Dataset records:
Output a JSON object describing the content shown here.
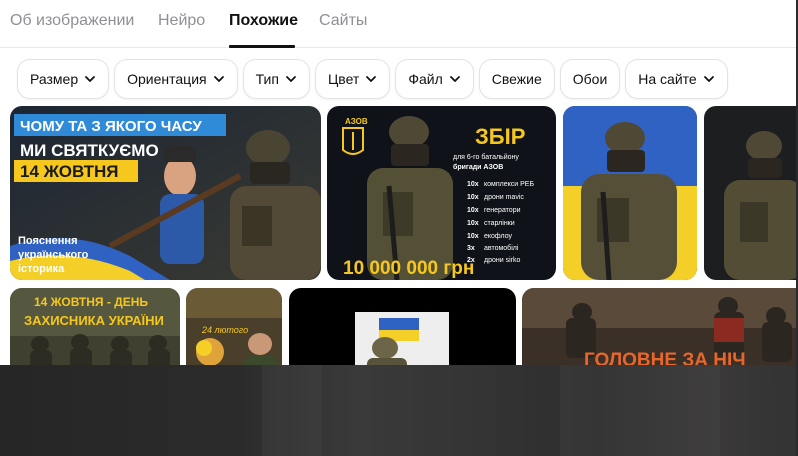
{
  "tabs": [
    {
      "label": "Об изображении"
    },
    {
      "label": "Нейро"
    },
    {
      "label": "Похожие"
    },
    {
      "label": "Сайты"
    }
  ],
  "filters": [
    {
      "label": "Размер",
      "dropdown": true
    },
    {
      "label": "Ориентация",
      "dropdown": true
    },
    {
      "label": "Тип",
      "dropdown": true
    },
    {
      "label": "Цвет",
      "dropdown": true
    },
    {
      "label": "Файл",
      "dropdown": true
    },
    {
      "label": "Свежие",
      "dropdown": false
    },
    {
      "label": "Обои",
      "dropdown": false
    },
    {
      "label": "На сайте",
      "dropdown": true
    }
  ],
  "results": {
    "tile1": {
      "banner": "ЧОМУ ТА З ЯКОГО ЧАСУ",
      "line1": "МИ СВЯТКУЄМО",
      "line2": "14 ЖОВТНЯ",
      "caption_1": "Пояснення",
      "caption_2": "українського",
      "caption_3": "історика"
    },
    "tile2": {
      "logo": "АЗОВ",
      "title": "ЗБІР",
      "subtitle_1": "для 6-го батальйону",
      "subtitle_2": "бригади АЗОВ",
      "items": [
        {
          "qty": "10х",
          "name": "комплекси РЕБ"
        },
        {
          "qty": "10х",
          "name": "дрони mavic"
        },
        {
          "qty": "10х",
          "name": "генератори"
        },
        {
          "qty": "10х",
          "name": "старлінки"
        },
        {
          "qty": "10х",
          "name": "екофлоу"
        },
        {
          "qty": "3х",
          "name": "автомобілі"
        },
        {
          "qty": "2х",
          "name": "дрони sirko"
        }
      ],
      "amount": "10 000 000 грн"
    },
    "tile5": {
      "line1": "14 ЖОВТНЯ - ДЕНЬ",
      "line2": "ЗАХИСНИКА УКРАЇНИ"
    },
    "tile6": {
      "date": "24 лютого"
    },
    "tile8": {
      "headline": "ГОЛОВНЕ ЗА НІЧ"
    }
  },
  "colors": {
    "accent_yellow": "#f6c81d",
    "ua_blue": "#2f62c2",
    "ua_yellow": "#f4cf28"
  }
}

## [What this task involves]
How many lines of the data hold the string "label"? Reply with the number alone.

## [The completed task]
12